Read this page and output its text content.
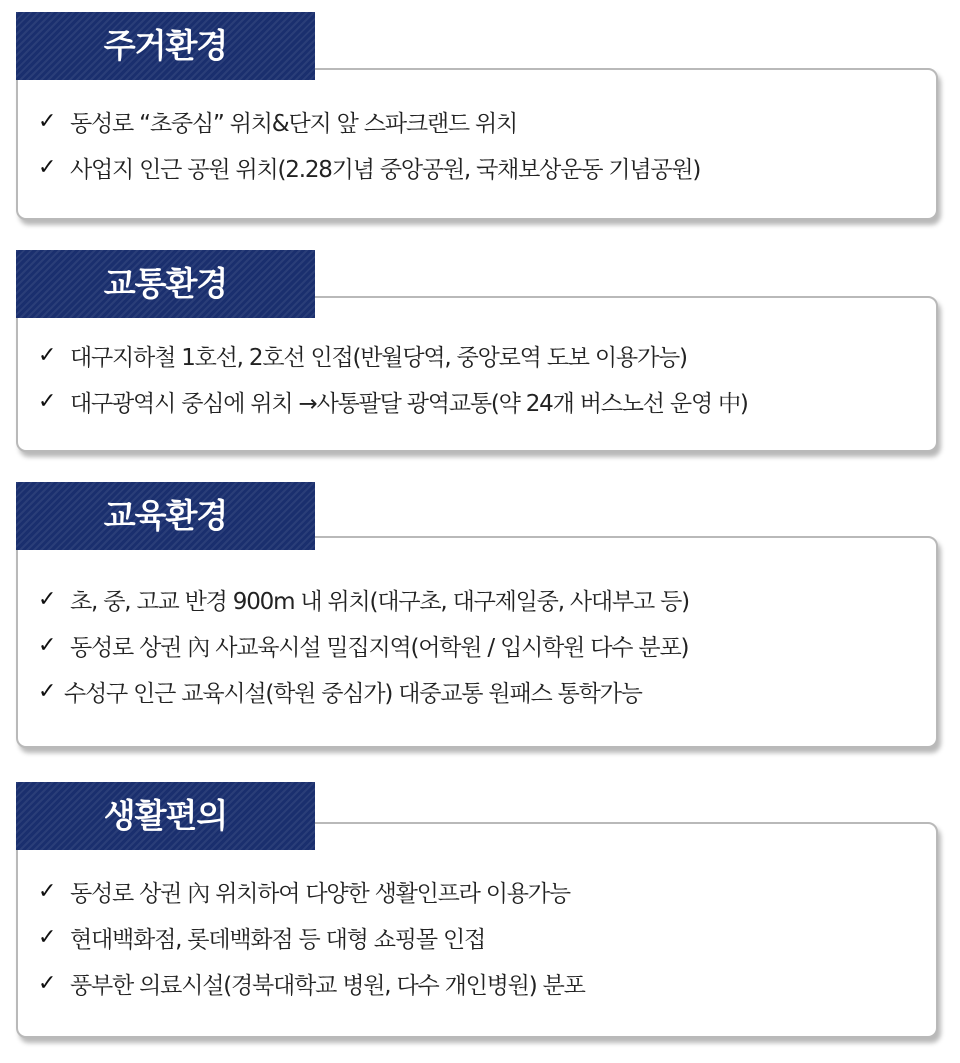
주거환경
✓ 동성로 “초중심” 위치&단지 앞 스파크랜드 위치
✓ 사업지 인근 공원 위치(2.28기념 중앙공원, 국채보상운동 기념공원)
교통환경
✓ 대구지하철 1호선, 2호선 인접(반월당역, 중앙로역 도보 이용가능)
✓ 대구광역시 중심에 위치 →사통팔달 광역교통(약 24개 버스노선 운영 中)
교육환경
✓ 초, 중, 고교 반경 900m 내 위치(대구초, 대구제일중, 사대부고 등)
✓ 동성로 상권 內 사교육시설 밀집지역(어학원 / 입시학원 다수 분포)
✓ 수성구 인근 교육시설(학원 중심가) 대중교통 원패스 통학가능
생활편의
✓ 동성로 상권 內 위치하여 다양한 생활인프라 이용가능
✓ 현대백화점, 롯데백화점 등 대형 쇼핑몰 인접
✓ 풍부한 의료시설(경북대학교 병원, 다수 개인병원) 분포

GIVEN TASK:
Reproduce the full listing faithfully, but do not carry over any pictures.

WORKED SOLUTION:
Read this page and output its text content.
주거환경
✓ 동성로 “초중심” 위치&단지 앞 스파크랜드 위치
✓ 사업지 인근 공원 위치(2.28기념 중앙공원, 국채보상운동 기념공원)
교통환경
✓ 대구지하철 1호선, 2호선 인접(반월당역, 중앙로역 도보 이용가능)
✓ 대구광역시 중심에 위치 →사통팔달 광역교통(약 24개 버스노선 운영 中)
교육환경
✓ 초, 중, 고교 반경 900m 내 위치(대구초, 대구제일중, 사대부고 등)
✓ 동성로 상권 內 사교육시설 밀집지역(어학원 / 입시학원 다수 분포)
✓ 수성구 인근 교육시설(학원 중심가) 대중교통 원패스 통학가능
생활편의
✓ 동성로 상권 內 위치하여 다양한 생활인프라 이용가능
✓ 현대백화점, 롯데백화점 등 대형 쇼핑몰 인접
✓ 풍부한 의료시설(경북대학교 병원, 다수 개인병원) 분포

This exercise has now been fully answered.